▶ **Aim of the exercise**
Work out the number of lines with "email" in them. Reply with that number and no other words.

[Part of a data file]
########
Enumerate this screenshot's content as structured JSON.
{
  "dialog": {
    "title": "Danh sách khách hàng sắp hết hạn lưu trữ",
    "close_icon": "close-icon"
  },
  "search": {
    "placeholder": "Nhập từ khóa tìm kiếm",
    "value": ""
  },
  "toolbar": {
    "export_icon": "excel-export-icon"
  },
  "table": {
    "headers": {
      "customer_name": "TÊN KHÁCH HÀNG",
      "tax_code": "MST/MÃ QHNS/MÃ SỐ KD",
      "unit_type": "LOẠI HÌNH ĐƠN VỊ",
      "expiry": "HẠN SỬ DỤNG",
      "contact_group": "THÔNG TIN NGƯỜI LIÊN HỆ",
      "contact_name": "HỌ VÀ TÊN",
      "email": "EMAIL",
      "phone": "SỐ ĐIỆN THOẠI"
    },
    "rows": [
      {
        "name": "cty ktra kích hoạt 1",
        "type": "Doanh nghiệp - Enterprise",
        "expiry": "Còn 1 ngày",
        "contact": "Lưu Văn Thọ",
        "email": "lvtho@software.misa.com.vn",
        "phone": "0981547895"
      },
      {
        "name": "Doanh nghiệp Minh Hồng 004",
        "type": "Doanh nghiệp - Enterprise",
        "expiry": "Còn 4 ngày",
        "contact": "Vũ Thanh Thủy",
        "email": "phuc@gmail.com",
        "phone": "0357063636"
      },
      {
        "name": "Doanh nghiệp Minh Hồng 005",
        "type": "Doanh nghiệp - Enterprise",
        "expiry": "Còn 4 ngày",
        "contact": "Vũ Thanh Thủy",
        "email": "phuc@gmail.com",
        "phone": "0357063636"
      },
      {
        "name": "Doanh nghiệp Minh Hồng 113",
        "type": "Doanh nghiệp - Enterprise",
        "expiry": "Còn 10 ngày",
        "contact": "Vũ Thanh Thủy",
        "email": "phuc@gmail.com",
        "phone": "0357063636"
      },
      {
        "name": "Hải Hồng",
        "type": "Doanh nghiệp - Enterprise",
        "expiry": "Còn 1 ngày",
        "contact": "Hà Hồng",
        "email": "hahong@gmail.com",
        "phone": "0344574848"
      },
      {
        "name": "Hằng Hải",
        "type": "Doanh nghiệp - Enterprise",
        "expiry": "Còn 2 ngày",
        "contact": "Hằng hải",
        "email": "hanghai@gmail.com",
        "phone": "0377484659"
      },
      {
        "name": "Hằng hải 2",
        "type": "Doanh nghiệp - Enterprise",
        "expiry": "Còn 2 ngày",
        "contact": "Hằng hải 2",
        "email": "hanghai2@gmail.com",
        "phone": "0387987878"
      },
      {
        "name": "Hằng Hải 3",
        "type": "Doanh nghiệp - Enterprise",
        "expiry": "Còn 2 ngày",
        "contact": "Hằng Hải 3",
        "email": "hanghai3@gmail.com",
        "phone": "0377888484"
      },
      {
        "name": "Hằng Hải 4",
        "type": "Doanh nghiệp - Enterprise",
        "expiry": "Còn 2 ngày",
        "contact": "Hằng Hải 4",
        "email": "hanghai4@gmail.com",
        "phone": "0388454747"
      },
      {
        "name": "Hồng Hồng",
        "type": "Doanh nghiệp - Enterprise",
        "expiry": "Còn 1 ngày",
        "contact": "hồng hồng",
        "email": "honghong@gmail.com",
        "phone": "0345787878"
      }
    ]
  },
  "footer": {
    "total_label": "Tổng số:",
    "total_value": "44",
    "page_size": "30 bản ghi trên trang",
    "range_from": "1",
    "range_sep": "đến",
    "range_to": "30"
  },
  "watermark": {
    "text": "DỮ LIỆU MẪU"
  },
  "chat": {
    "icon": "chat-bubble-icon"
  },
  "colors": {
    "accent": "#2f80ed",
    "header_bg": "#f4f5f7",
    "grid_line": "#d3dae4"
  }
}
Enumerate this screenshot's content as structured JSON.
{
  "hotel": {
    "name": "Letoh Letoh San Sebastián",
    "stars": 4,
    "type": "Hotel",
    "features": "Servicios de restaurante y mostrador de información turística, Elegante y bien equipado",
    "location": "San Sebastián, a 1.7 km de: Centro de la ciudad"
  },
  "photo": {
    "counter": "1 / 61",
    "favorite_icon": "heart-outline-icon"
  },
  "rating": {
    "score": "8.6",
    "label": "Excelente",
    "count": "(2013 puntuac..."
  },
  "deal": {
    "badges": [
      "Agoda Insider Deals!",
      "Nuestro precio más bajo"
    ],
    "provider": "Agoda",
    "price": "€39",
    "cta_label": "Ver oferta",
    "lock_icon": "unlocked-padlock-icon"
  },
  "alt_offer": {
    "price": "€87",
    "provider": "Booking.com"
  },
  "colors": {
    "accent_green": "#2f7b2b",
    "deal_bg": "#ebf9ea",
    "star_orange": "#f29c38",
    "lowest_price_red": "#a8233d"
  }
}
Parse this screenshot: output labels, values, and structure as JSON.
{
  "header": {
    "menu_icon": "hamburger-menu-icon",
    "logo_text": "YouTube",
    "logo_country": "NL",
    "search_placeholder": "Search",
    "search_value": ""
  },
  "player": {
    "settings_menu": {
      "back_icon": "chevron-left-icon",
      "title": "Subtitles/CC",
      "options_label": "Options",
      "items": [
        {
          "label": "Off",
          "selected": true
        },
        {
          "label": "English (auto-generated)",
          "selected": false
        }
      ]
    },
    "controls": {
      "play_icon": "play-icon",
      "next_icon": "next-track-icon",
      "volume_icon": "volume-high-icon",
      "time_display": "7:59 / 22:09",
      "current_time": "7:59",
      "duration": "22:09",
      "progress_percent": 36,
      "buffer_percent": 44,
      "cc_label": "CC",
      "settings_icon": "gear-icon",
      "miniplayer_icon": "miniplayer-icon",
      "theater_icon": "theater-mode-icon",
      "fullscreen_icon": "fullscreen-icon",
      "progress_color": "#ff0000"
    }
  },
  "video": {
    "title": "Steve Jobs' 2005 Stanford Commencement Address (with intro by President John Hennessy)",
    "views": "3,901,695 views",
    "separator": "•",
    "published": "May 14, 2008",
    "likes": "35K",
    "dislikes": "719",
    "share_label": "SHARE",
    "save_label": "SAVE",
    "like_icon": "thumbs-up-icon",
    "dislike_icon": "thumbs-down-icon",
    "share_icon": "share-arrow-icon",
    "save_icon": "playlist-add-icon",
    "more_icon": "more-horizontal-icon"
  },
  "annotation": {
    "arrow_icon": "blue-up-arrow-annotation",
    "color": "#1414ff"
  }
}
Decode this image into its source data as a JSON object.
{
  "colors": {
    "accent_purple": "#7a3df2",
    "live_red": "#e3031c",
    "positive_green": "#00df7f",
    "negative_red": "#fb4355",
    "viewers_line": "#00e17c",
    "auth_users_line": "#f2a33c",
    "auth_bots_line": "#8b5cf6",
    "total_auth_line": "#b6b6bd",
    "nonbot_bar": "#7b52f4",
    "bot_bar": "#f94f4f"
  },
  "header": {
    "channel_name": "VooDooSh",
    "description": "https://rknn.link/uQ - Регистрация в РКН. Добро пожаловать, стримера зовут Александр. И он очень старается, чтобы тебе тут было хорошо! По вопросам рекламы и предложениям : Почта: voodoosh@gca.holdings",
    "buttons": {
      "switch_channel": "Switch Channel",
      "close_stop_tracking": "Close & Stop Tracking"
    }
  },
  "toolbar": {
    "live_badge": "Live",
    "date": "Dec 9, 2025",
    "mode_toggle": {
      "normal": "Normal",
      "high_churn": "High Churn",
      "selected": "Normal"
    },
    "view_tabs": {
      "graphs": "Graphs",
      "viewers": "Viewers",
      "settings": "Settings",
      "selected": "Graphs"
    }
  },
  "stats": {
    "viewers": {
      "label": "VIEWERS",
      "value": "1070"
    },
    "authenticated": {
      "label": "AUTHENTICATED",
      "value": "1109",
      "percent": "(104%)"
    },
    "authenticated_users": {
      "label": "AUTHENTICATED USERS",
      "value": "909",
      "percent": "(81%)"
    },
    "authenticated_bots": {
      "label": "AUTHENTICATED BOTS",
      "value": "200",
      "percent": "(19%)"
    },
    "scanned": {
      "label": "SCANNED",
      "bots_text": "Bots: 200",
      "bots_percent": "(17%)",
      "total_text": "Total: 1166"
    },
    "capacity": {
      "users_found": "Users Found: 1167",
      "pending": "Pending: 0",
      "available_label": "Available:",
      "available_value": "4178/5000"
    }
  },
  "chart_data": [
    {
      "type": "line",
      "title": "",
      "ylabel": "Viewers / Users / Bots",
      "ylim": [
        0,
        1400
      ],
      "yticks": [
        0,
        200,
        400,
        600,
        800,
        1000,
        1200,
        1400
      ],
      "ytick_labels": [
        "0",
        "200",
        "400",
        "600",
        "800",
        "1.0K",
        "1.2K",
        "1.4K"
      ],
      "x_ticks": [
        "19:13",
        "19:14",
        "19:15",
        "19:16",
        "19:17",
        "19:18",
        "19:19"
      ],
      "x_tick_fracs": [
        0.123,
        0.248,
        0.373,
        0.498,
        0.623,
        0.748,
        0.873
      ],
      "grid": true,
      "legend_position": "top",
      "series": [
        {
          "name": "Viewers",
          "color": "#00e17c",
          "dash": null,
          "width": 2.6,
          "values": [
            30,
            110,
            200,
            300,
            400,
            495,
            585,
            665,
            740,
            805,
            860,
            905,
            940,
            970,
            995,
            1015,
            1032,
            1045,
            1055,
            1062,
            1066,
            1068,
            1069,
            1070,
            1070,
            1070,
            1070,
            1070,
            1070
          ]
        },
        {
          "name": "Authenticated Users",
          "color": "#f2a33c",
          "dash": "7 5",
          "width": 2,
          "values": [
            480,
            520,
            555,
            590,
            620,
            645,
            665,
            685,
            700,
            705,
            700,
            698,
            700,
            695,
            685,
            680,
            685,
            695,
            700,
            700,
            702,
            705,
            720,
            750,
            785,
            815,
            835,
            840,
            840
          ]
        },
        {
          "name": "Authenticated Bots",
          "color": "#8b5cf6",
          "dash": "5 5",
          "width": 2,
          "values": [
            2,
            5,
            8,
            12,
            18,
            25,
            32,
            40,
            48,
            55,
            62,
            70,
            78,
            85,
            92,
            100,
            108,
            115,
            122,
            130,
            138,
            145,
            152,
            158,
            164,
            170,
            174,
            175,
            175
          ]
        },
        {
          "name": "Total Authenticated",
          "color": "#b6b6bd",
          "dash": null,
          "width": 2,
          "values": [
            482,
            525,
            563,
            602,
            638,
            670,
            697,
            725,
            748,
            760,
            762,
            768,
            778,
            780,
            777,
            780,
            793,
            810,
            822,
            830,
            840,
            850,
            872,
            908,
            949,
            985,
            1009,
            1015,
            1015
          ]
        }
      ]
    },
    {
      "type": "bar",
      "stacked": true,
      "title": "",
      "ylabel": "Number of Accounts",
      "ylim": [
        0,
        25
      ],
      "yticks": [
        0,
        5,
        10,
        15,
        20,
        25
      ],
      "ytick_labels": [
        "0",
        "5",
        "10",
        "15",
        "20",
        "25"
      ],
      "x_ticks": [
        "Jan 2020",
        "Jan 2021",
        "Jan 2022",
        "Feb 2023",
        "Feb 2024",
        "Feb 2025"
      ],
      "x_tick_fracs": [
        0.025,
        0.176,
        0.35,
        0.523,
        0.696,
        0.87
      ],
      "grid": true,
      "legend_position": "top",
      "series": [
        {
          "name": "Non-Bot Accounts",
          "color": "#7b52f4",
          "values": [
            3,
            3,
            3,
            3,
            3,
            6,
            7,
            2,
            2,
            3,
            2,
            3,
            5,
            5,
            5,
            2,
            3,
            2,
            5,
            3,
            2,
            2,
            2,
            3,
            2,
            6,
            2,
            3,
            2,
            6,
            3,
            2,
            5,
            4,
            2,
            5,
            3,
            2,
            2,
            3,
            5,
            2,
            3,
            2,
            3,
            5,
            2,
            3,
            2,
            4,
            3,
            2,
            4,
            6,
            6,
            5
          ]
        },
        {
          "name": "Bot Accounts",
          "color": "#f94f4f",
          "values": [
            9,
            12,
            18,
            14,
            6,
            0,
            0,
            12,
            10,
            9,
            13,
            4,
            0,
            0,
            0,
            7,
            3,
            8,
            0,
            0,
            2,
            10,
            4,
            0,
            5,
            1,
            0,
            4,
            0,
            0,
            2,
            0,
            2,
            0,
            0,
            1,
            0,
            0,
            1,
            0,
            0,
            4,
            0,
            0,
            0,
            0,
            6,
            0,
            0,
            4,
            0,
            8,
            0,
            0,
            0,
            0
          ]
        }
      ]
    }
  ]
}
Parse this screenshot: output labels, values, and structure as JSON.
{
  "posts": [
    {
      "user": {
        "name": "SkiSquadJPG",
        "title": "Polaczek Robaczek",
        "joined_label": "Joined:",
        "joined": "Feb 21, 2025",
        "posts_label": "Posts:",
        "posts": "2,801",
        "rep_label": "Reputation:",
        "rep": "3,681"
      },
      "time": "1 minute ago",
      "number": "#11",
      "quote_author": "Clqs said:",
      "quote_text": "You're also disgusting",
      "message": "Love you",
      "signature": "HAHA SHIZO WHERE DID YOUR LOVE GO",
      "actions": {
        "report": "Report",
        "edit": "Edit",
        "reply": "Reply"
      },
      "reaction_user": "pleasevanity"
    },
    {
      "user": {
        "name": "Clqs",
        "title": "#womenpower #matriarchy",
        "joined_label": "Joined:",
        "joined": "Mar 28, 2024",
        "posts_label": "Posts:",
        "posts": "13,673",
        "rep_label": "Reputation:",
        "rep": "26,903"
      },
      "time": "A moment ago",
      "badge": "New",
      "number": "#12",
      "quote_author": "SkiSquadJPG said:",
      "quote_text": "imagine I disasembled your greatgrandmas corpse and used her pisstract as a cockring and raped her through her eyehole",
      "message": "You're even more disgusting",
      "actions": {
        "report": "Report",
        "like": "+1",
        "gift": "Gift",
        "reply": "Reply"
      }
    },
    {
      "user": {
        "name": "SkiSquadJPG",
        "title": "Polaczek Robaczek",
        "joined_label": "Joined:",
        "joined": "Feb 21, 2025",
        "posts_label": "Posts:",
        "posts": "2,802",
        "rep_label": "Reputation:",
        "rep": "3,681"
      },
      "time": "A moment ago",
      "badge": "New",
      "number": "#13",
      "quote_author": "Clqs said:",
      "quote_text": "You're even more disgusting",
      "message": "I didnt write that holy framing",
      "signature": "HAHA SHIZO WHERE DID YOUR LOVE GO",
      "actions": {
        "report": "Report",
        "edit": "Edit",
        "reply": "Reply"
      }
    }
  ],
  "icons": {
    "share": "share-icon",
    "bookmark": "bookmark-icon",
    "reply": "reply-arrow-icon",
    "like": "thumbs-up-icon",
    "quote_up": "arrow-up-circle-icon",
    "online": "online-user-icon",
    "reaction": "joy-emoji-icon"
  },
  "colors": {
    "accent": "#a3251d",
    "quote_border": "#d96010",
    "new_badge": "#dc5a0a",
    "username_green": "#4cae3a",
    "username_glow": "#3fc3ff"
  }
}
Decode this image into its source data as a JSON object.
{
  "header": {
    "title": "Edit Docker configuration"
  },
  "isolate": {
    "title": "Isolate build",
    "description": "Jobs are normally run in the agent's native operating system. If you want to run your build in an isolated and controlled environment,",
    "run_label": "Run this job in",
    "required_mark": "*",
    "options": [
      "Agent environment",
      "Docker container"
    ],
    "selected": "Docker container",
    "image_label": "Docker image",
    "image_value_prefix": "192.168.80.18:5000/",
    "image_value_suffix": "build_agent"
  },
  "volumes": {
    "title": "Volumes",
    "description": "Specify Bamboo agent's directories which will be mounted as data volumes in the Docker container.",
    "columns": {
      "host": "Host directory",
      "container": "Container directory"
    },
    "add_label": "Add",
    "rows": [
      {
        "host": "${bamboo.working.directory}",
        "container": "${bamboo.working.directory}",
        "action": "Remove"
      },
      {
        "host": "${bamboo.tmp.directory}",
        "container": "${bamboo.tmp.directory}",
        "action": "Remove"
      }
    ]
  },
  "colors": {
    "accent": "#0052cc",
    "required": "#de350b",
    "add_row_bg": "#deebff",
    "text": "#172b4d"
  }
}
########
▶ **Full answer**
11